Instructions for the task
Isolate every line in the data with the string "this" and copy it.

Material for the task
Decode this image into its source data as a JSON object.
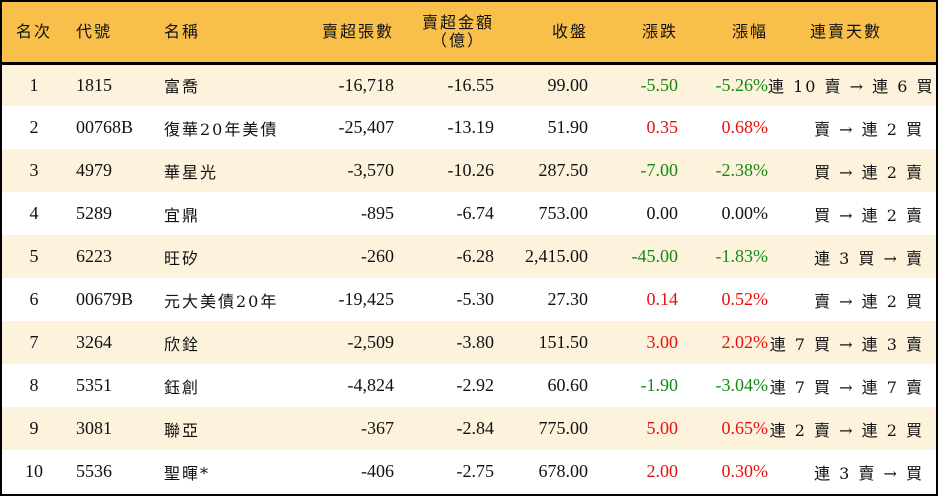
{
  "colors": {
    "header_bg": "#F9BF4B",
    "row_odd_bg": "#FDF3DD",
    "row_even_bg": "#FFFFFF",
    "up": "#E8100F",
    "down": "#138A13",
    "border": "#000000"
  },
  "header": {
    "rank": "名次",
    "code": "代號",
    "name": "名稱",
    "net_sell_lots": "賣超張數",
    "net_sell_amount_line1": "賣超金額",
    "net_sell_amount_line2": "（億）",
    "close": "收盤",
    "change": "漲跌",
    "change_pct": "漲幅",
    "streak": "連賣天數"
  },
  "rows": [
    {
      "rank": "1",
      "code": "1815",
      "name": "富喬",
      "lots": "-16,718",
      "amount": "-16.55",
      "close": "99.00",
      "change": "-5.50",
      "pct": "-5.26%",
      "dir": "down",
      "streak": "連 10 賣 → 連 6 買"
    },
    {
      "rank": "2",
      "code": "00768B",
      "name": "復華20年美債",
      "lots": "-25,407",
      "amount": "-13.19",
      "close": "51.90",
      "change": "0.35",
      "pct": "0.68%",
      "dir": "up",
      "streak": "賣 → 連 2 買"
    },
    {
      "rank": "3",
      "code": "4979",
      "name": "華星光",
      "lots": "-3,570",
      "amount": "-10.26",
      "close": "287.50",
      "change": "-7.00",
      "pct": "-2.38%",
      "dir": "down",
      "streak": "買 → 連 2 賣"
    },
    {
      "rank": "4",
      "code": "5289",
      "name": "宜鼎",
      "lots": "-895",
      "amount": "-6.74",
      "close": "753.00",
      "change": "0.00",
      "pct": "0.00%",
      "dir": "flat",
      "streak": "買 → 連 2 賣"
    },
    {
      "rank": "5",
      "code": "6223",
      "name": "旺矽",
      "lots": "-260",
      "amount": "-6.28",
      "close": "2,415.00",
      "change": "-45.00",
      "pct": "-1.83%",
      "dir": "down",
      "streak": "連 3 買 → 賣"
    },
    {
      "rank": "6",
      "code": "00679B",
      "name": "元大美債20年",
      "lots": "-19,425",
      "amount": "-5.30",
      "close": "27.30",
      "change": "0.14",
      "pct": "0.52%",
      "dir": "up",
      "streak": "賣 → 連 2 買"
    },
    {
      "rank": "7",
      "code": "3264",
      "name": "欣銓",
      "lots": "-2,509",
      "amount": "-3.80",
      "close": "151.50",
      "change": "3.00",
      "pct": "2.02%",
      "dir": "up",
      "streak": "連 7 買 → 連 3 賣"
    },
    {
      "rank": "8",
      "code": "5351",
      "name": "鈺創",
      "lots": "-4,824",
      "amount": "-2.92",
      "close": "60.60",
      "change": "-1.90",
      "pct": "-3.04%",
      "dir": "down",
      "streak": "連 7 買 → 連 7 賣"
    },
    {
      "rank": "9",
      "code": "3081",
      "name": "聯亞",
      "lots": "-367",
      "amount": "-2.84",
      "close": "775.00",
      "change": "5.00",
      "pct": "0.65%",
      "dir": "up",
      "streak": "連 2 賣 → 連 2 買"
    },
    {
      "rank": "10",
      "code": "5536",
      "name": "聖暉*",
      "lots": "-406",
      "amount": "-2.75",
      "close": "678.00",
      "change": "2.00",
      "pct": "0.30%",
      "dir": "up",
      "streak": "連 3 賣 → 買"
    }
  ]
}
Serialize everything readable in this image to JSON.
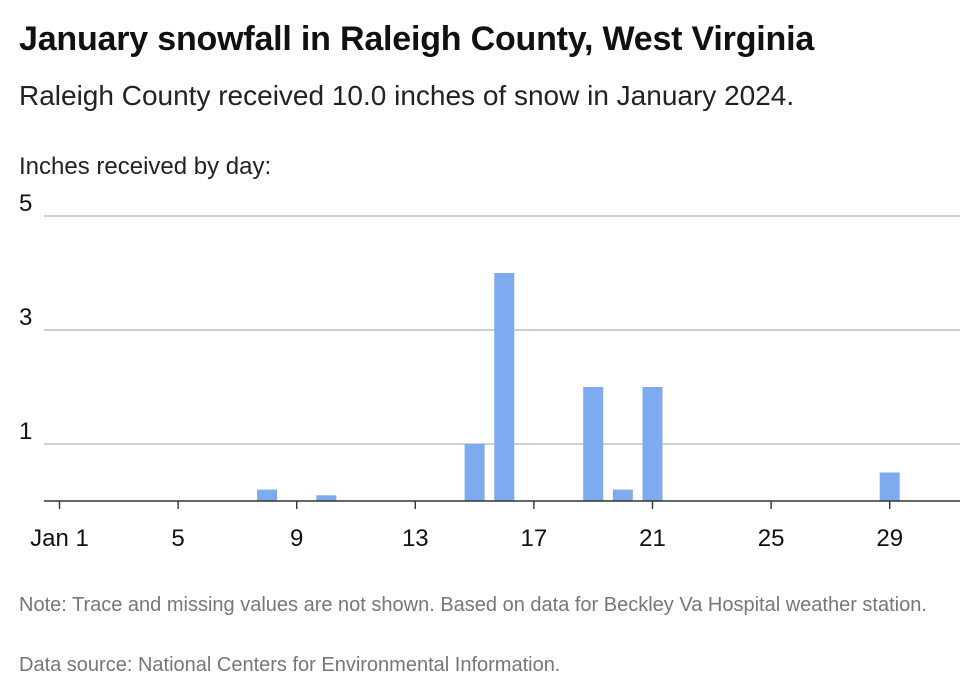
{
  "header": {
    "title": "January snowfall in Raleigh County, West Virginia",
    "subtitle": "Raleigh County received 10.0 inches of snow in January 2024.",
    "axis_caption": "Inches received by day:"
  },
  "footer": {
    "note": "Note: Trace and missing values are not shown. Based on data for Beckley Va Hospital weather station.",
    "source": "Data source: National Centers for Environmental Information."
  },
  "colors": {
    "bar": "#7eabef",
    "grid": "#b5b5b5",
    "axis": "#333333"
  },
  "chart_data": {
    "type": "bar",
    "title": "January snowfall in Raleigh County, West Virginia",
    "ylabel": "Inches received by day:",
    "xlabel": "",
    "ylim": [
      0,
      5
    ],
    "yticks": [
      1,
      3,
      5
    ],
    "x_range": [
      1,
      31
    ],
    "xtick_labels": [
      {
        "day": 1,
        "label": "Jan 1"
      },
      {
        "day": 5,
        "label": "5"
      },
      {
        "day": 9,
        "label": "9"
      },
      {
        "day": 13,
        "label": "13"
      },
      {
        "day": 17,
        "label": "17"
      },
      {
        "day": 21,
        "label": "21"
      },
      {
        "day": 25,
        "label": "25"
      },
      {
        "day": 29,
        "label": "29"
      }
    ],
    "grid": true,
    "points": [
      {
        "day": 8,
        "value": 0.2
      },
      {
        "day": 10,
        "value": 0.1
      },
      {
        "day": 15,
        "value": 1.0
      },
      {
        "day": 16,
        "value": 4.0
      },
      {
        "day": 19,
        "value": 2.0
      },
      {
        "day": 20,
        "value": 0.2
      },
      {
        "day": 21,
        "value": 2.0
      },
      {
        "day": 29,
        "value": 0.5
      }
    ]
  }
}
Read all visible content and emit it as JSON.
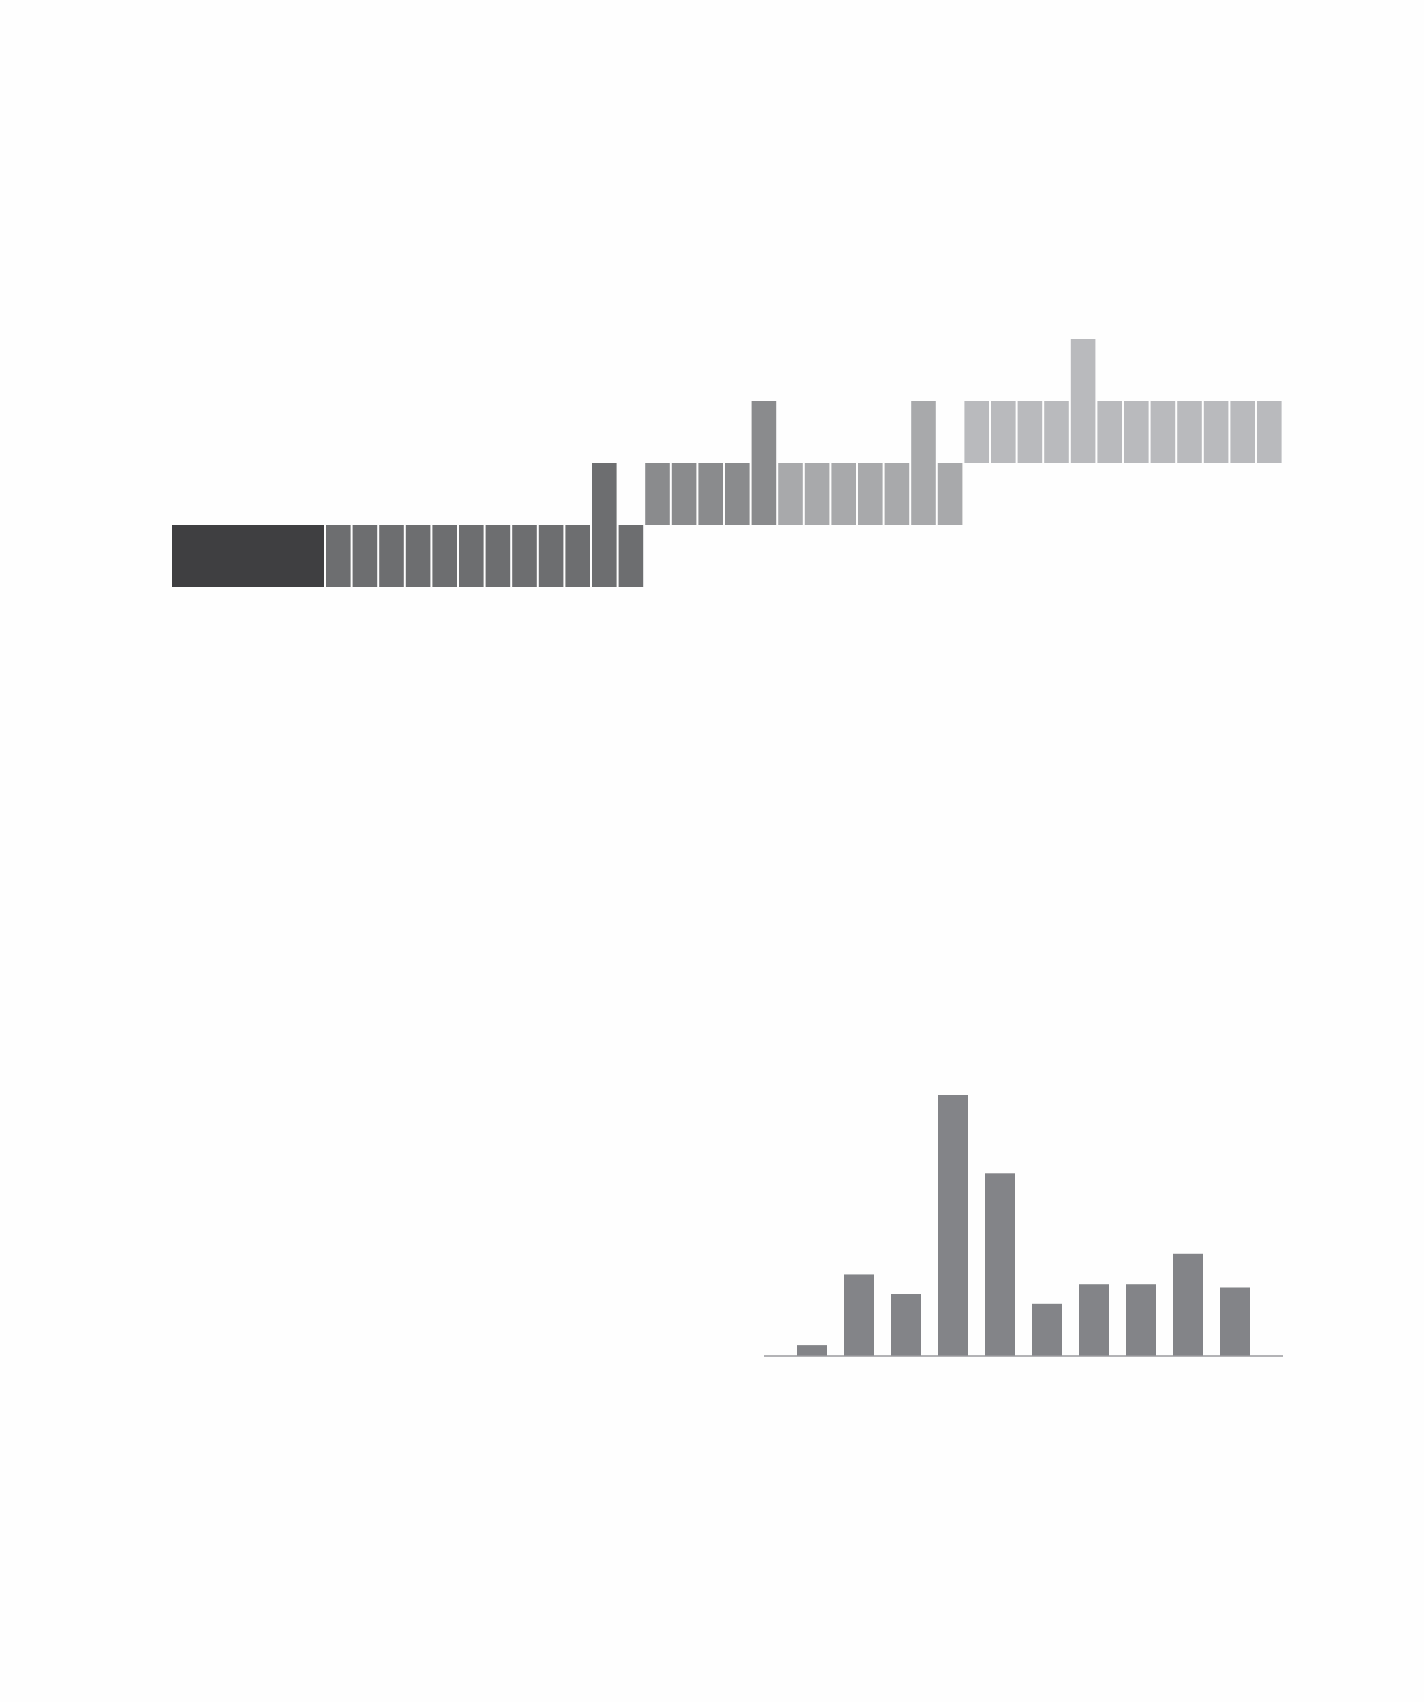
{
  "chart_data": [
    {
      "type": "blocks",
      "series": [
        {
          "color": "#3f3f41",
          "base": 0,
          "values": [
            1
          ]
        },
        {
          "color": "#6d6e70",
          "base": 0,
          "values": [
            1,
            1,
            1,
            1,
            1,
            1,
            1,
            1,
            1,
            1,
            2,
            1
          ]
        },
        {
          "color": "#8a8b8d",
          "base": 1,
          "values": [
            1,
            1,
            1,
            1,
            2
          ]
        },
        {
          "color": "#a8a9ab",
          "base": 1,
          "values": [
            1,
            1,
            1,
            1,
            1,
            2,
            1
          ]
        },
        {
          "color": "#b9babd",
          "base": 2,
          "values": [
            1,
            1,
            1,
            1,
            2,
            1,
            1,
            1,
            1,
            1,
            1,
            1
          ]
        }
      ]
    },
    {
      "type": "bar",
      "color": "#838488",
      "values": [
        10,
        75,
        57,
        240,
        168,
        48,
        66,
        66,
        94,
        63
      ],
      "ylim": [
        0,
        240
      ]
    }
  ]
}
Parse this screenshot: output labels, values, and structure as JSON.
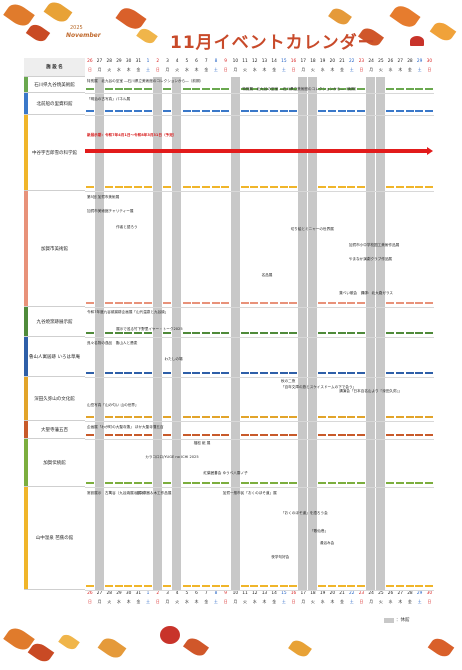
{
  "header": {
    "year": "2025",
    "month_en": "November",
    "title": "11月イベントカレンダー"
  },
  "corner_label": "施 設 名",
  "days": [
    {
      "d": "26",
      "w": "日"
    },
    {
      "d": "27",
      "w": "月"
    },
    {
      "d": "28",
      "w": "火"
    },
    {
      "d": "29",
      "w": "水"
    },
    {
      "d": "30",
      "w": "木"
    },
    {
      "d": "31",
      "w": "金"
    },
    {
      "d": "1",
      "w": "土"
    },
    {
      "d": "2",
      "w": "日"
    },
    {
      "d": "3",
      "w": "月"
    },
    {
      "d": "4",
      "w": "火"
    },
    {
      "d": "5",
      "w": "水"
    },
    {
      "d": "6",
      "w": "木"
    },
    {
      "d": "7",
      "w": "金"
    },
    {
      "d": "8",
      "w": "土"
    },
    {
      "d": "9",
      "w": "日"
    },
    {
      "d": "10",
      "w": "月"
    },
    {
      "d": "11",
      "w": "火"
    },
    {
      "d": "12",
      "w": "水"
    },
    {
      "d": "13",
      "w": "木"
    },
    {
      "d": "14",
      "w": "金"
    },
    {
      "d": "15",
      "w": "土"
    },
    {
      "d": "16",
      "w": "日"
    },
    {
      "d": "17",
      "w": "月"
    },
    {
      "d": "18",
      "w": "火"
    },
    {
      "d": "19",
      "w": "水"
    },
    {
      "d": "20",
      "w": "木"
    },
    {
      "d": "21",
      "w": "金"
    },
    {
      "d": "22",
      "w": "土"
    },
    {
      "d": "23",
      "w": "日"
    },
    {
      "d": "24",
      "w": "月"
    },
    {
      "d": "25",
      "w": "火"
    },
    {
      "d": "26",
      "w": "水"
    },
    {
      "d": "27",
      "w": "木"
    },
    {
      "d": "28",
      "w": "金"
    },
    {
      "d": "29",
      "w": "土"
    },
    {
      "d": "30",
      "w": "日"
    }
  ],
  "colors": {
    "sunday": "#d81e1e",
    "saturday": "#1f5fc4",
    "closed": "#c8c8c8",
    "arrow": "#e21b1b"
  },
  "facilities": [
    {
      "name": "石川県九谷焼美術館",
      "color": "#6aa84f"
    },
    {
      "name": "北前船の里資料館",
      "color": "#3a78c9"
    },
    {
      "name": "中谷宇吉郎雪の科学館",
      "color": "#f0b52a"
    },
    {
      "name": "加賀市美術館",
      "color": "#e8927a"
    },
    {
      "name": "九谷焼窯跡展示館",
      "color": "#4f8a3a"
    },
    {
      "name": "魯山人寓居跡 いろは草庵",
      "color": "#2e5fa8"
    },
    {
      "name": "深田久弥山の文化館",
      "color": "#e2a42a"
    },
    {
      "name": "大聖寺藩五百",
      "color": "#c85a2a"
    },
    {
      "name": "加賀伝統館",
      "color": "#7cae3e"
    },
    {
      "name": "山中温泉 芭蕉の館",
      "color": "#f0b52a"
    }
  ],
  "events": [
    {
      "text": "特別展　北九谷の至宝 ―石川県立美術館のコレクションから―（前期）"
    },
    {
      "text": "特別展　北九谷の至宝 ―石川県立美術館のコレクションから―（後期）"
    },
    {
      "text": "「明治の古写真」パネル展"
    },
    {
      "text": "新展示期：令和7年4月1日〜令和8年3月31日（予定）"
    },
    {
      "text": "第5回 加賀市美術展"
    },
    {
      "text": "加賀市美術館チャリティー展"
    },
    {
      "text": "作者と語ろう"
    },
    {
      "text": "切り絵とミニャーの世界展"
    },
    {
      "text": "加賀市小中学校図工美術作品展"
    },
    {
      "text": "やまなか演劇クラブ作品展"
    },
    {
      "text": "名品展"
    },
    {
      "text": "集べい散会　講師：北大路ガラス"
    },
    {
      "text": "令和7年度九谷焼窯跡企画展「山代温泉と九谷焼」"
    },
    {
      "text": "展示で巡る竹下野里イヤー・トーク2025"
    },
    {
      "text": "呉々名物の逸品　魯山人と蕎麦"
    },
    {
      "text": "わたしの場"
    },
    {
      "text": "秋の二夜"
    },
    {
      "text": "「百年文庫の旅とスケイスドームの下で会う」"
    },
    {
      "text": "講演会「日本百名山より『深田久弥』」"
    },
    {
      "text": "山岳写真「山の匂い 山の世界」"
    },
    {
      "text": "企画展「わが町の大聖寺藩」 ほか大聖寺藩五百"
    },
    {
      "text": "福松 紙 展"
    },
    {
      "text": "カラコロロ/YUGE no ICHI 2025"
    },
    {
      "text": "紅葉囲碁会 ゆうべ八雲ノ子"
    },
    {
      "text": "常設展示　古萬谷（九谷焼展示展示）"
    },
    {
      "text": "山中漆器＆木工作品展"
    },
    {
      "text": "加賀一般市民「おくのほそ道」展"
    },
    {
      "text": "「おくのほそ道」を語ろう会"
    },
    {
      "text": "「歌仙巻」"
    },
    {
      "text": "湯浴み会"
    },
    {
      "text": "夜学句好会"
    }
  ],
  "legend": {
    "label": "：休館"
  }
}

The reply
Decode this image into its source data as a JSON object.
Serialize everything readable in this image to JSON.
Parse this screenshot: output labels, values, and structure as JSON.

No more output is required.